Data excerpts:
(begin)
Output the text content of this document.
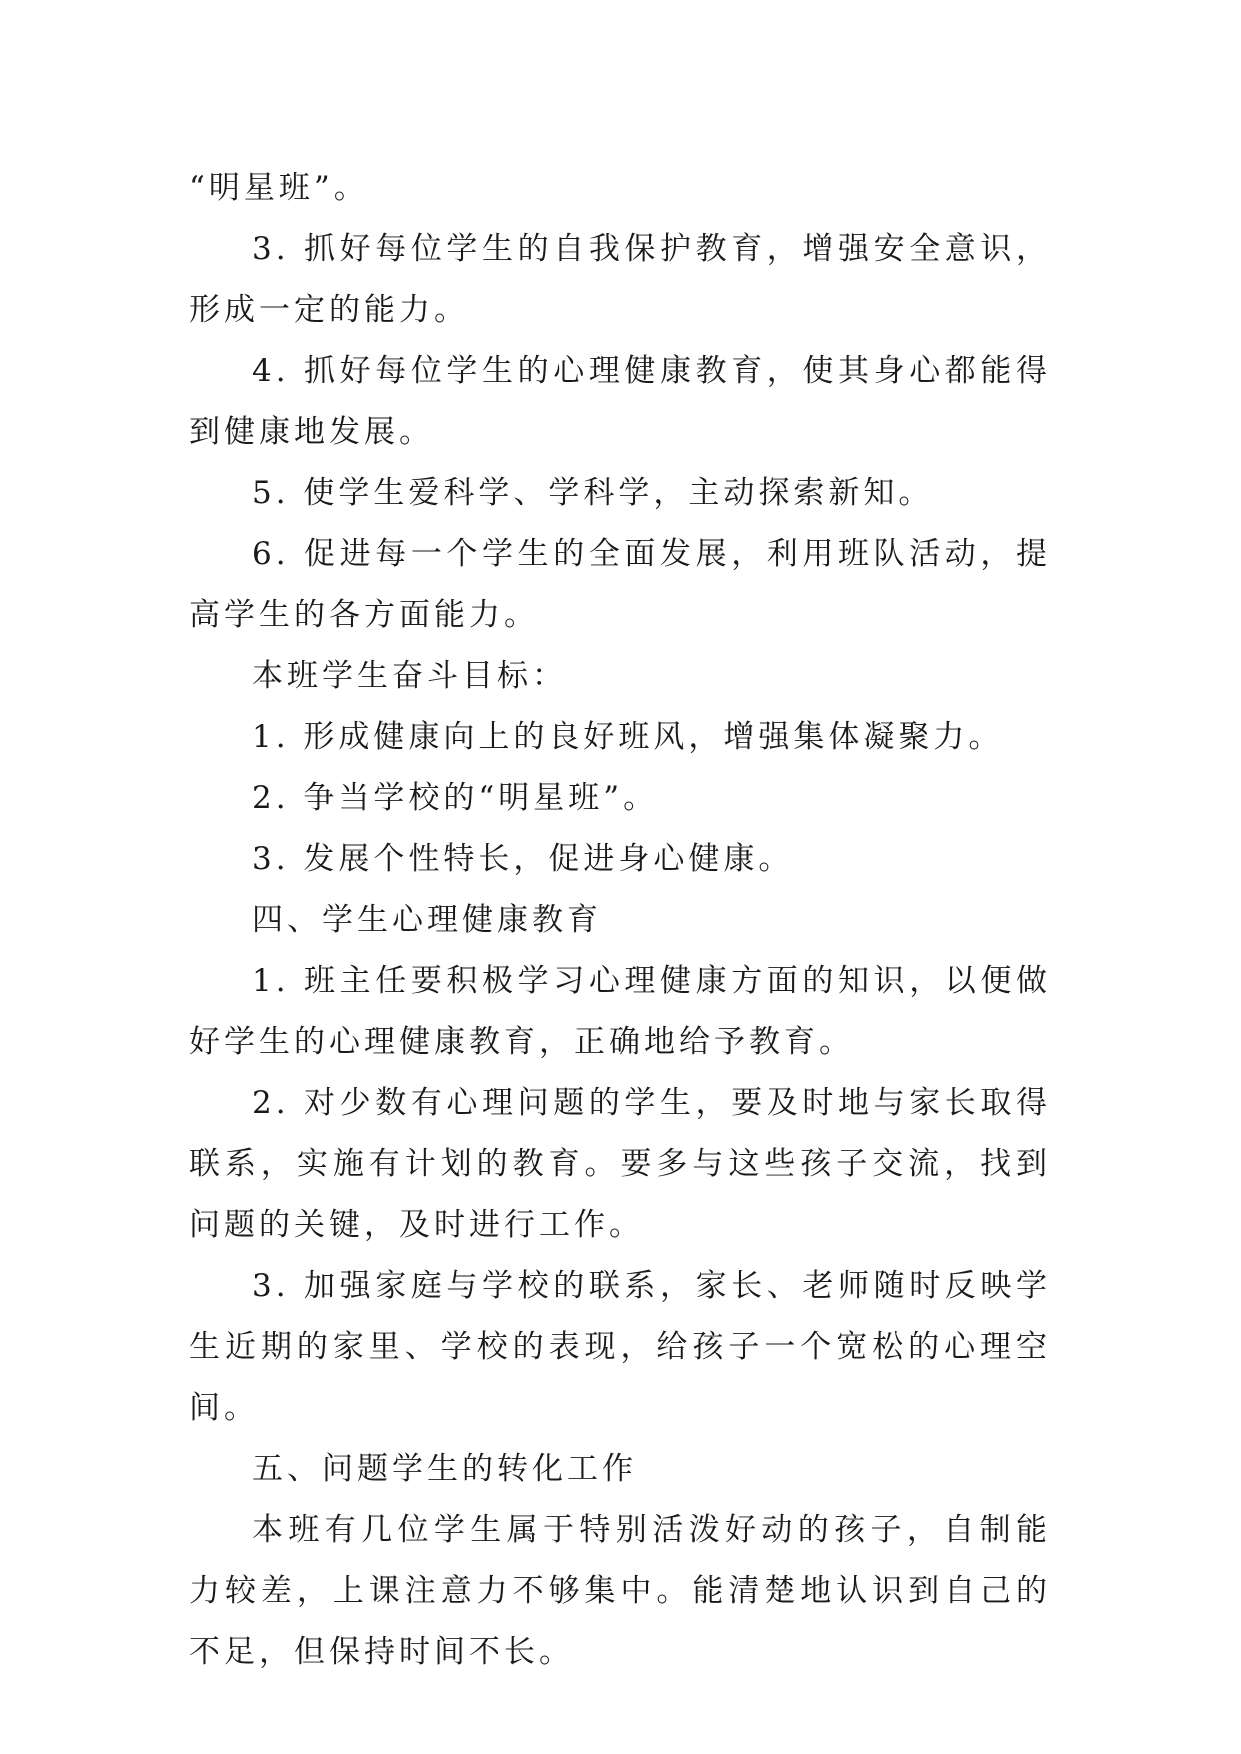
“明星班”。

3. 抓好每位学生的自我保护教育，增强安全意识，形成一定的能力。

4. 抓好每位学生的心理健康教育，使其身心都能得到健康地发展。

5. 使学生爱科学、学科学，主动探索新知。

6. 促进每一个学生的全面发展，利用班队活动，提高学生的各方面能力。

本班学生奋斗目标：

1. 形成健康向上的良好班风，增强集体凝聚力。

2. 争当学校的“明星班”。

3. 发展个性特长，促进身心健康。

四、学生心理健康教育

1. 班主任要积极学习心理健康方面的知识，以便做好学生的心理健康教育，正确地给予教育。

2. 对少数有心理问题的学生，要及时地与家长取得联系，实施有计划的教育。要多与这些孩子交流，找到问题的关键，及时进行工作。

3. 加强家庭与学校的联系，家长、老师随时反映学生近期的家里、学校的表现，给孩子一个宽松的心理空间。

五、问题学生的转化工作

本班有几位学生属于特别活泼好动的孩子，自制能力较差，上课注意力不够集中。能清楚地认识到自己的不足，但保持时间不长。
(end)
Exercise task:
Write the material out again exactly as it appears, dropping the pictures.

Exercise solution:
Output the text content of this document.
“明星班”。

3. 抓好每位学生的自我保护教育，增强安全意识，形成一定的能力。

4. 抓好每位学生的心理健康教育，使其身心都能得到健康地发展。

5. 使学生爱科学、学科学，主动探索新知。

6. 促进每一个学生的全面发展，利用班队活动，提高学生的各方面能力。

本班学生奋斗目标：

1. 形成健康向上的良好班风，增强集体凝聚力。

2. 争当学校的“明星班”。

3. 发展个性特长，促进身心健康。

四、学生心理健康教育

1. 班主任要积极学习心理健康方面的知识，以便做好学生的心理健康教育，正确地给予教育。

2. 对少数有心理问题的学生，要及时地与家长取得联系，实施有计划的教育。要多与这些孩子交流，找到问题的关键，及时进行工作。

3. 加强家庭与学校的联系，家长、老师随时反映学生近期的家里、学校的表现，给孩子一个宽松的心理空间。

五、问题学生的转化工作

本班有几位学生属于特别活泼好动的孩子，自制能力较差，上课注意力不够集中。能清楚地认识到自己的不足，但保持时间不长。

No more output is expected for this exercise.